Task objective: Copy the entries that follow line for line, and leave the pictures out of your answer.

+++++

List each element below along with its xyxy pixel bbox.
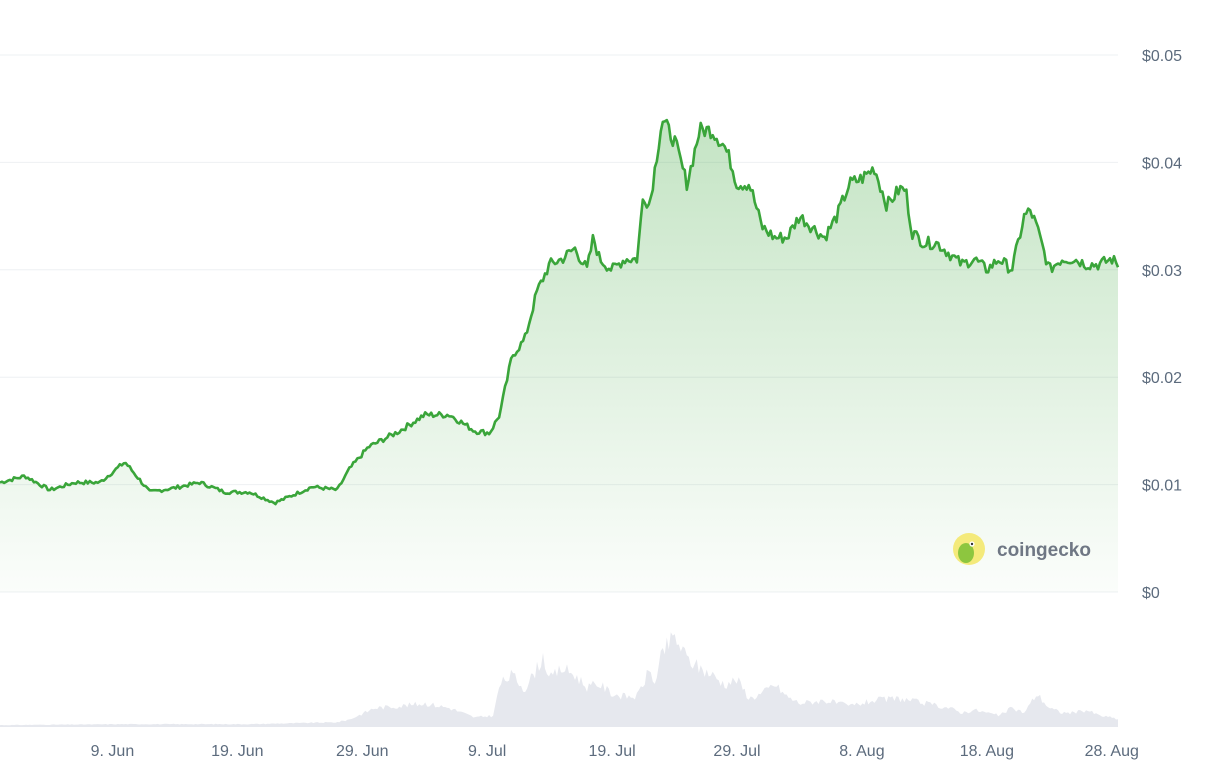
x-tick-label: 29. Jul (713, 743, 760, 760)
y-tick-label: $0.05 (1142, 48, 1182, 65)
y-tick-label: $0.03 (1142, 263, 1182, 280)
x-tick-label: 19. Jun (211, 743, 263, 760)
y-tick-label: $0.02 (1142, 370, 1182, 387)
price-line-path (0, 118, 1120, 506)
price-area-fill (0, 120, 1118, 592)
y-tick-label: $0.04 (1142, 155, 1182, 172)
volume-area-fill (0, 632, 1118, 727)
price-line (0, 118, 1120, 506)
x-tick-label: 18. Aug (960, 743, 1014, 760)
x-tick-label: 8. Aug (839, 743, 884, 760)
price-area (0, 120, 1118, 592)
x-tick-label: 9. Jul (468, 743, 506, 760)
coingecko-watermark: coingecko (953, 533, 1091, 565)
y-axis: $0.05 $0.04 $0.03 $0.02 $0.01 $0 (1142, 48, 1182, 602)
x-tick-label: 19. Jul (589, 743, 636, 760)
y-tick-label: $0 (1142, 585, 1160, 602)
volume-area (0, 632, 1118, 727)
watermark-text: coingecko (997, 540, 1091, 561)
x-axis: 9. Jun 19. Jun 29. Jun 9. Jul 19. Jul 29. Jul… (91, 743, 1139, 760)
x-tick-label: 29. Jun (336, 743, 388, 760)
y-tick-label: $0.01 (1142, 478, 1182, 495)
x-tick-label: 9. Jun (91, 743, 135, 760)
gecko-body-icon (958, 543, 974, 563)
x-tick-label: 28. Aug (1085, 743, 1139, 760)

+++++

Correct result:
List each element below along with its xyxy pixel bbox.
x-tick-label: 29. Jul (713, 743, 760, 760)
y-tick-label: $0.05 (1142, 48, 1182, 65)
y-tick-label: $0.03 (1142, 263, 1182, 280)
x-tick-label: 19. Jun (211, 743, 263, 760)
y-tick-label: $0.02 (1142, 370, 1182, 387)
price-line-path (0, 118, 1120, 506)
price-area-fill (0, 120, 1118, 592)
y-tick-label: $0.04 (1142, 155, 1182, 172)
volume-area-fill (0, 632, 1118, 727)
price-line (0, 118, 1120, 506)
x-tick-label: 18. Aug (960, 743, 1014, 760)
x-tick-label: 8. Aug (839, 743, 884, 760)
price-area (0, 120, 1118, 592)
x-tick-label: 9. Jul (468, 743, 506, 760)
coingecko-watermark: coingecko (953, 533, 1091, 565)
y-axis: $0.05 $0.04 $0.03 $0.02 $0.01 $0 (1142, 48, 1182, 602)
x-tick-label: 19. Jul (589, 743, 636, 760)
y-tick-label: $0 (1142, 585, 1160, 602)
volume-area (0, 632, 1118, 727)
watermark-text: coingecko (997, 540, 1091, 561)
x-axis: 9. Jun 19. Jun 29. Jun 9. Jul 19. Jul 29. Jul… (91, 743, 1139, 760)
x-tick-label: 29. Jun (336, 743, 388, 760)
y-tick-label: $0.01 (1142, 478, 1182, 495)
x-tick-label: 9. Jun (91, 743, 135, 760)
gecko-body-icon (958, 543, 974, 563)
x-tick-label: 28. Aug (1085, 743, 1139, 760)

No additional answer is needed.